▶ **Written problem**
In the entries below, identify every line with the string "como" and copy it.

───── Entries shown

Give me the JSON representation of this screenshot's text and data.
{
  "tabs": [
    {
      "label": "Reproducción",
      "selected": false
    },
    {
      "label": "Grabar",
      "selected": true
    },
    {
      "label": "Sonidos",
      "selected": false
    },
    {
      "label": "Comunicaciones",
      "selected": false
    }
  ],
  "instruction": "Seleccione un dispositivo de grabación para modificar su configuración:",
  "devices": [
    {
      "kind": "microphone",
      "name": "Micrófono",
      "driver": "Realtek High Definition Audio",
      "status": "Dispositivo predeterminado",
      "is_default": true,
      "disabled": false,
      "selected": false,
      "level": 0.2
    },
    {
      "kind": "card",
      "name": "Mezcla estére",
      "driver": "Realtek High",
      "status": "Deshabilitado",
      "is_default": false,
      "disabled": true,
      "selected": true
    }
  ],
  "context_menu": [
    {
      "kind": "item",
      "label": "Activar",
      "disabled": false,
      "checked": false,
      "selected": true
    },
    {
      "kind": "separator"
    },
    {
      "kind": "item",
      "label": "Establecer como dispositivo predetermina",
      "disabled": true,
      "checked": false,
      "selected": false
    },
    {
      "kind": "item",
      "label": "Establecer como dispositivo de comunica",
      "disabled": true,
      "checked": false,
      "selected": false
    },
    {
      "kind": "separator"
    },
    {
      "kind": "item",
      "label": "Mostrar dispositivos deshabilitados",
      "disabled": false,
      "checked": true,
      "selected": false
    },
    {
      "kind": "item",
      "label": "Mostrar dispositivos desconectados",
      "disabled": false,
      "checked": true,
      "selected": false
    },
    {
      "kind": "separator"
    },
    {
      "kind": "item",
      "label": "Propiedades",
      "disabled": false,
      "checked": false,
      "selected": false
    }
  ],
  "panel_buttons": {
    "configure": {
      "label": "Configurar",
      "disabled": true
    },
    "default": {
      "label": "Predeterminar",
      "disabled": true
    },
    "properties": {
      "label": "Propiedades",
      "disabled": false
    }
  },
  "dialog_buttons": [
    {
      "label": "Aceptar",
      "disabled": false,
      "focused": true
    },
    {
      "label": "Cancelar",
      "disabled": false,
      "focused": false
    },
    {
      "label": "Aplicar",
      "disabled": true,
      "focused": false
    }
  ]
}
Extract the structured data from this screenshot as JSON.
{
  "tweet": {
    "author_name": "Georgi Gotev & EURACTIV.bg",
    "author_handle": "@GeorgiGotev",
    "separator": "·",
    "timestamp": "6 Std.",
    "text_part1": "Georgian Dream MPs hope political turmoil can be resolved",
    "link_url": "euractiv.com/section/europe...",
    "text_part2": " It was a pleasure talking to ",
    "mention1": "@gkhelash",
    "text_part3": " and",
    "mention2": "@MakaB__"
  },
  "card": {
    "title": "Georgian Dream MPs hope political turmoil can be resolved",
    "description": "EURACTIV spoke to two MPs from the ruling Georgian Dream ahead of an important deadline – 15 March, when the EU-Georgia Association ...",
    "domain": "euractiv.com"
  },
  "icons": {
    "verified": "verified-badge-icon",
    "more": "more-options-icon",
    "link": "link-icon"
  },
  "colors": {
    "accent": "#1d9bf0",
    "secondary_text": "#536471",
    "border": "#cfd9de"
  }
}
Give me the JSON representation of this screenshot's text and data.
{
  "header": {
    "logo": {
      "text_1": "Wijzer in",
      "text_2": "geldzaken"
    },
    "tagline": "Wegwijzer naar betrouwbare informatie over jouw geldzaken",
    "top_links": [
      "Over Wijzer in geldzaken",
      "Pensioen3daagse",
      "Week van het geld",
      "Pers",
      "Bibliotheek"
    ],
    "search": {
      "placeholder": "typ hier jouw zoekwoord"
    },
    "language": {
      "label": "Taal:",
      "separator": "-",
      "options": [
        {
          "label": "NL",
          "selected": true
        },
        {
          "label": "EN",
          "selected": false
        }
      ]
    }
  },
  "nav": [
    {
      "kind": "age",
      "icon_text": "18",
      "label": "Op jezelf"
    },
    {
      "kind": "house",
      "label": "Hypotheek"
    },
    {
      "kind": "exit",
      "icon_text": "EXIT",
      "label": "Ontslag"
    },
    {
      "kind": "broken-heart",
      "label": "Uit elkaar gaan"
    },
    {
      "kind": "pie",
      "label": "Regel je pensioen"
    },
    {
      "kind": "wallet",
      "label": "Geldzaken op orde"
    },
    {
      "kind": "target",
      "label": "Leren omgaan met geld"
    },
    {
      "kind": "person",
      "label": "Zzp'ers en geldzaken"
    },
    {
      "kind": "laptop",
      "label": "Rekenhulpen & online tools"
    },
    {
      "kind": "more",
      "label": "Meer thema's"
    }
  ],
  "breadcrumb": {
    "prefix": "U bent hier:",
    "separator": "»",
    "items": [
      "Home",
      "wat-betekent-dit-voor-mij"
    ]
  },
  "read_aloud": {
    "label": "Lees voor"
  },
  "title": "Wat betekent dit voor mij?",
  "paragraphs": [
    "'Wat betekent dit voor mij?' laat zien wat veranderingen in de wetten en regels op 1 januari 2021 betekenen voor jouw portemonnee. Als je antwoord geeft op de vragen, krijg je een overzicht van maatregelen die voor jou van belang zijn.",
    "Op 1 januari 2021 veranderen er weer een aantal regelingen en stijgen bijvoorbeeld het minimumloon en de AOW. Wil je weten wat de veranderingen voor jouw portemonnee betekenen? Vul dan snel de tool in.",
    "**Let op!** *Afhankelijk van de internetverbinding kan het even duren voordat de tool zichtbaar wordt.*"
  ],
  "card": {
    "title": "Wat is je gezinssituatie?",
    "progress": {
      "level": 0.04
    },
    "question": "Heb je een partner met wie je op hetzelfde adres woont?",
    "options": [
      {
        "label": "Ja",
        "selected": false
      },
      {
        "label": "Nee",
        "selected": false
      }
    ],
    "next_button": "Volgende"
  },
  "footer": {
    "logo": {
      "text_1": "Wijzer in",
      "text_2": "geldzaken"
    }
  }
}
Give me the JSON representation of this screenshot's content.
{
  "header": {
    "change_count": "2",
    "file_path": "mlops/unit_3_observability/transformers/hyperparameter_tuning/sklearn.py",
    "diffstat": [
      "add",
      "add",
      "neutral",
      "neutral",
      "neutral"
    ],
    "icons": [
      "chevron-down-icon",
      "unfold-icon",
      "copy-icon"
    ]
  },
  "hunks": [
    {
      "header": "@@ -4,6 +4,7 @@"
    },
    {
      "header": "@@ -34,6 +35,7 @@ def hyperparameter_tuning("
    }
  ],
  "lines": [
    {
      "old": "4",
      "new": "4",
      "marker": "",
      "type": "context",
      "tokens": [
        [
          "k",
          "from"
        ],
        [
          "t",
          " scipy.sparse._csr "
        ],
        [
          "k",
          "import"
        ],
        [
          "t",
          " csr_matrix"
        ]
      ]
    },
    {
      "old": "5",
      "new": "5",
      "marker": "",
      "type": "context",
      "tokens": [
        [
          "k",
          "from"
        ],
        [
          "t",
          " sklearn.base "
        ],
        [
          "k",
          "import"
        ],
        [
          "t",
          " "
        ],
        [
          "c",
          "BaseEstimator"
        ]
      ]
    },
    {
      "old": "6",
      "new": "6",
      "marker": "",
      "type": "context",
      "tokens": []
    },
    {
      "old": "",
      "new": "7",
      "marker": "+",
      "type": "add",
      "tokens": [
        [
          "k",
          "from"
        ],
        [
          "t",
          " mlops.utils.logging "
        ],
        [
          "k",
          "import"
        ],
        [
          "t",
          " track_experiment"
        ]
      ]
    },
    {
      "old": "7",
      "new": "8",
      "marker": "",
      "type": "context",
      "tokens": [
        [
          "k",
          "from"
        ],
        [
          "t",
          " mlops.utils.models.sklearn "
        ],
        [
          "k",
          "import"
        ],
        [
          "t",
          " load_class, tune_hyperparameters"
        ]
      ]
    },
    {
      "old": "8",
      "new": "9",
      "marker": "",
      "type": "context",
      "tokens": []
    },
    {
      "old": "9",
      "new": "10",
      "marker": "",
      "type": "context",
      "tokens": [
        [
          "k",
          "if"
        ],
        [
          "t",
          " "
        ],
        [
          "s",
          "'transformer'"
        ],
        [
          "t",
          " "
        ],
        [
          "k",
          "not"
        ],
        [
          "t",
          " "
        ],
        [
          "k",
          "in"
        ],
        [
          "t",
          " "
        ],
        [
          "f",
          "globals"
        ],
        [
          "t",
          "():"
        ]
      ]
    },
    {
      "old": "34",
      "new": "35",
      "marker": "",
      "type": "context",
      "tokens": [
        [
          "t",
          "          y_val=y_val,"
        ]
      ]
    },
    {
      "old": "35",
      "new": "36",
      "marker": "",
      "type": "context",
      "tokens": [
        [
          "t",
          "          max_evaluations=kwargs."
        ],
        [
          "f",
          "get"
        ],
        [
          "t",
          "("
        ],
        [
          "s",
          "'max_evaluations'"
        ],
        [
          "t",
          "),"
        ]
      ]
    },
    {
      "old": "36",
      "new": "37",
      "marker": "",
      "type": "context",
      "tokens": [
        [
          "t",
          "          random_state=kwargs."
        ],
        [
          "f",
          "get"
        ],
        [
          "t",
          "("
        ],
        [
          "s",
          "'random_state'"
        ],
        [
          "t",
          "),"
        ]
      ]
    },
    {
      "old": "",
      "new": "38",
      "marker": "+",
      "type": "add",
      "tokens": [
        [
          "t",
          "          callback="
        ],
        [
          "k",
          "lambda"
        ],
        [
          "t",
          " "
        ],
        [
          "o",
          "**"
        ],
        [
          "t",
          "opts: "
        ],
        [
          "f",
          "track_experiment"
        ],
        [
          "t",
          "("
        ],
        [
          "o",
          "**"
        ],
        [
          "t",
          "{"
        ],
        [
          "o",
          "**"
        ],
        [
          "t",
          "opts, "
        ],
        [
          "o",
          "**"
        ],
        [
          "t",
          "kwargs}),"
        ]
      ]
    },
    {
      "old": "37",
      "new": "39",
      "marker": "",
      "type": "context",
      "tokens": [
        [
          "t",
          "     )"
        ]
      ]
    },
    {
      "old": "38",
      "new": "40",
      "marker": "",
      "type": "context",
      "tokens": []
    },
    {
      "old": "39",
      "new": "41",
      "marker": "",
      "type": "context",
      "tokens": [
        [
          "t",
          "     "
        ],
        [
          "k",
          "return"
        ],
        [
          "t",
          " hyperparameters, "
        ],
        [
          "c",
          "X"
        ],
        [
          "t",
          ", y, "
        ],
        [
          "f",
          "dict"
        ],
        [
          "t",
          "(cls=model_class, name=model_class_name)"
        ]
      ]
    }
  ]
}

──────────

▶ **The completed task**
      "label": "Establecer como dispositivo predetermina",
      "label": "Establecer como dispositivo de comunica",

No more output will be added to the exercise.